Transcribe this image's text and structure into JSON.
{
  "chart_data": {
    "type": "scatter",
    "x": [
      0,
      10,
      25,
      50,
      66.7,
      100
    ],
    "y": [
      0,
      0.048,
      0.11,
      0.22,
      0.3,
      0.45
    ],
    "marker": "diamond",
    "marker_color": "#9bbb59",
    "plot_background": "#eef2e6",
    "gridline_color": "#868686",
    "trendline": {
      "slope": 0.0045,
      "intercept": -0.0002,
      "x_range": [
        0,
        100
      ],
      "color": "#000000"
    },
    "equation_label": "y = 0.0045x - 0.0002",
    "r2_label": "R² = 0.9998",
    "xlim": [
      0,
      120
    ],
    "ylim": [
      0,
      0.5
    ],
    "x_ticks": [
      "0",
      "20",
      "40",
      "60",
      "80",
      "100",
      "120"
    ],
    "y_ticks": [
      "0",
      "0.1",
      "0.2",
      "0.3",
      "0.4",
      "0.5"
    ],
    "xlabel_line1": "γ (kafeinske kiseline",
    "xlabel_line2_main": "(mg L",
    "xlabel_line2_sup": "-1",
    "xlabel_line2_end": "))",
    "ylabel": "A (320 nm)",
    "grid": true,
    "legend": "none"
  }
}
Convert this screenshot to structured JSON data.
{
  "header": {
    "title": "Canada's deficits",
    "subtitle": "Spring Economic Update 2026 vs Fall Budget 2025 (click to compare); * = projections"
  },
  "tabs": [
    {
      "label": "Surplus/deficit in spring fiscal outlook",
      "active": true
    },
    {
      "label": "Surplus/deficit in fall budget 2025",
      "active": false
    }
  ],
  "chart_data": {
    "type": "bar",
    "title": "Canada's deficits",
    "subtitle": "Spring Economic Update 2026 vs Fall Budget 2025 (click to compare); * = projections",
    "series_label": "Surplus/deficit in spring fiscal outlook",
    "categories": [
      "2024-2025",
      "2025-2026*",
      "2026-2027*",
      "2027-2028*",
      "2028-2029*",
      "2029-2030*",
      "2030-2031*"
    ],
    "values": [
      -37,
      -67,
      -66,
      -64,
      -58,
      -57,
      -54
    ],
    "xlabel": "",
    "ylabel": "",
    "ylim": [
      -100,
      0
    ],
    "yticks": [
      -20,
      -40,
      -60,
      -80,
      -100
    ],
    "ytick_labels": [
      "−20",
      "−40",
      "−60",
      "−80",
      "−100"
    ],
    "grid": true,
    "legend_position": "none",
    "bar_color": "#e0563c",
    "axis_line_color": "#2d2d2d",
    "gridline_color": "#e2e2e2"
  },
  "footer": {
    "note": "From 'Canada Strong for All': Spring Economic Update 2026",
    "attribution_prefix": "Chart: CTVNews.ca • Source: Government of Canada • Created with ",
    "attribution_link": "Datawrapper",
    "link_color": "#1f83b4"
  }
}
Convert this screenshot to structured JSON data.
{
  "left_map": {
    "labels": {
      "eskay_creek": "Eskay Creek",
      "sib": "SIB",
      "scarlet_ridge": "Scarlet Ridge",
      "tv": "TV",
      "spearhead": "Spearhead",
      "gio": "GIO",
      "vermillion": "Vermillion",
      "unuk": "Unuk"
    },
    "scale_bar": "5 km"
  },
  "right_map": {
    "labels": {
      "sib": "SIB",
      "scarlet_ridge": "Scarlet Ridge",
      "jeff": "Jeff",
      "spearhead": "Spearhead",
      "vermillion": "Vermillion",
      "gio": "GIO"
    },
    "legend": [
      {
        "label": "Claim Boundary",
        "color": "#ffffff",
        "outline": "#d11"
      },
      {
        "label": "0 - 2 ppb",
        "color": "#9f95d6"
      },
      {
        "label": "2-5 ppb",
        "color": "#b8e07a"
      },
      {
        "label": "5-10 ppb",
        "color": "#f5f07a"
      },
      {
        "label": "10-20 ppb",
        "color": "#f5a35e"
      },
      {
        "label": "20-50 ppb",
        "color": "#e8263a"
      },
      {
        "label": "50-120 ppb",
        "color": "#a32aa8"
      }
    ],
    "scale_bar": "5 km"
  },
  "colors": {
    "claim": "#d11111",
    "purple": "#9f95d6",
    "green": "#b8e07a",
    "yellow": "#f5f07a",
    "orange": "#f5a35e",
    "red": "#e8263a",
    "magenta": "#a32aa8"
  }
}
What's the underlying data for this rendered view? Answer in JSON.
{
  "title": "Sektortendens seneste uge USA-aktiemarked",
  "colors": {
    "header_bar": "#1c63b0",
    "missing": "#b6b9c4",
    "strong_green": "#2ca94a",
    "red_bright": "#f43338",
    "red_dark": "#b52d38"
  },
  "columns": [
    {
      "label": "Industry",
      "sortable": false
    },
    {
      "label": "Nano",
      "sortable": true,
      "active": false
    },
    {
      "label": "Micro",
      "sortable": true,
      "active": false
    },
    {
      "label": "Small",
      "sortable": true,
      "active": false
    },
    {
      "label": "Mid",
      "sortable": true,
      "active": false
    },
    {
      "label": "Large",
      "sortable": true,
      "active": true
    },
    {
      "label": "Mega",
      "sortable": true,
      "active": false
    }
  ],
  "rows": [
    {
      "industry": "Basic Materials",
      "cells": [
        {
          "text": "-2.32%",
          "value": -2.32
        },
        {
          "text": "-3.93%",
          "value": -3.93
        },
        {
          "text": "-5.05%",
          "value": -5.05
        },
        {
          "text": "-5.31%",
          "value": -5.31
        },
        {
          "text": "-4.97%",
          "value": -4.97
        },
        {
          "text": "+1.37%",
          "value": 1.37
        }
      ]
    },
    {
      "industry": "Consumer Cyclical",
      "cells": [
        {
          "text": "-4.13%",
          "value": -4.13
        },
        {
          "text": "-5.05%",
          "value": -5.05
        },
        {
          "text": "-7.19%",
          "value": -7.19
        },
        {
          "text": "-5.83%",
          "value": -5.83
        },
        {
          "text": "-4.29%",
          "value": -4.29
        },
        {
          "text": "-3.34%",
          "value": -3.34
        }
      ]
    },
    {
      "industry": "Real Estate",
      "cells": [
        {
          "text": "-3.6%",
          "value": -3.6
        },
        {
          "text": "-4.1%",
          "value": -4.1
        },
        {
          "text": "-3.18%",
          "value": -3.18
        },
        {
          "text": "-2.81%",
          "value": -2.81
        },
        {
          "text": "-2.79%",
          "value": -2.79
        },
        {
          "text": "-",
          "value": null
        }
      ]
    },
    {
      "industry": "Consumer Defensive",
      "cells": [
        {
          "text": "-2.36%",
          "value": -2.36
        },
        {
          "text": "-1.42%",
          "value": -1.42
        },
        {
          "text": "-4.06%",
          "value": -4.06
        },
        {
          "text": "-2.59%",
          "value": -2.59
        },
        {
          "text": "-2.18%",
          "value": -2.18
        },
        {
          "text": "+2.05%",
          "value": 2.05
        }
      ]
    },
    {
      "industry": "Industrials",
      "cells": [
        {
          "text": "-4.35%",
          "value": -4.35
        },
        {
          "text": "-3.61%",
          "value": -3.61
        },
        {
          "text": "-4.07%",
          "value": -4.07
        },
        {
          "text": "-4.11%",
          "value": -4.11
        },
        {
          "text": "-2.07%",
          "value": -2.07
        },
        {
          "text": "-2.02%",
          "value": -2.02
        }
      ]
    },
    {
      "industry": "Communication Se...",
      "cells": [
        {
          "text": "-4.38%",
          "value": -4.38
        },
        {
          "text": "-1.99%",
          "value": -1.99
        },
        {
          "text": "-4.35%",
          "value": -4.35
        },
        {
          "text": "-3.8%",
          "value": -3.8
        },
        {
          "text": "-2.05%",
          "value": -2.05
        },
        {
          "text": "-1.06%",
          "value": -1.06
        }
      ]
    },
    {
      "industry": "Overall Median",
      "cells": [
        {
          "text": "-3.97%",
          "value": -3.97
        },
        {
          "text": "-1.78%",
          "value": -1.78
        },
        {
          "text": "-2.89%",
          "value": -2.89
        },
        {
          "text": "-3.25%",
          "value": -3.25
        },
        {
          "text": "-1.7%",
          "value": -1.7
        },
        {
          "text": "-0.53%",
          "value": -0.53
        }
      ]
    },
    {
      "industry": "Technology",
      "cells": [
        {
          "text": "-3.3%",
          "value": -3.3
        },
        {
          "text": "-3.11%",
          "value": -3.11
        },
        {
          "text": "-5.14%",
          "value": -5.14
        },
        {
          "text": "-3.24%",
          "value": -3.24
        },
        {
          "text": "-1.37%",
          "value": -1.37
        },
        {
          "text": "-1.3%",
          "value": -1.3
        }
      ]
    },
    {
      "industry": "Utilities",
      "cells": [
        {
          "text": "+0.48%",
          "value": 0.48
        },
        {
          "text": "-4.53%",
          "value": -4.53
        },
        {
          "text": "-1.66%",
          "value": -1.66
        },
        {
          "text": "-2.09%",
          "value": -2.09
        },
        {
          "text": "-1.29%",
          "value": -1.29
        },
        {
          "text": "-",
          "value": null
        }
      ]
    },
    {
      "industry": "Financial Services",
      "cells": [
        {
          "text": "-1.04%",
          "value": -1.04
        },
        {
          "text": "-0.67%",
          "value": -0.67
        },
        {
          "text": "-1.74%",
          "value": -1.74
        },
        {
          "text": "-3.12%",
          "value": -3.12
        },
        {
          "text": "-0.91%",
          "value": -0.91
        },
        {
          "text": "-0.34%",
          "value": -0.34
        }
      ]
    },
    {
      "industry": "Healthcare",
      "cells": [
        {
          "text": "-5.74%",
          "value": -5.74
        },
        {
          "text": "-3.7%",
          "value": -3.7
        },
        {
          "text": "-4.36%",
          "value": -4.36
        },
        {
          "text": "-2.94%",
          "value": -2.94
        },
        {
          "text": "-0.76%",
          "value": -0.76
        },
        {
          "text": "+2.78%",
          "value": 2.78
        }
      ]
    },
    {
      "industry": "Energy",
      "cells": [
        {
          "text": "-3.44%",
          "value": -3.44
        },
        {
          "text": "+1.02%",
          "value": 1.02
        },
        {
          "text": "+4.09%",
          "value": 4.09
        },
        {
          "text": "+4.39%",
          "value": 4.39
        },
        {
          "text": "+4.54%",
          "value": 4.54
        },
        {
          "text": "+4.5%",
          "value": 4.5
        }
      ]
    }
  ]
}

-----

PROBLEM TO WORK ON
Where a line above holds the string "compare", show that line.

EXERCISE SOLUTION
    "subtitle": "Spring Economic Update 2026 vs Fall Budget 2025 (click to compare); * = projections"
    "subtitle": "Spring Economic Update 2026 vs Fall Budget 2025 (click to compare); * = projections",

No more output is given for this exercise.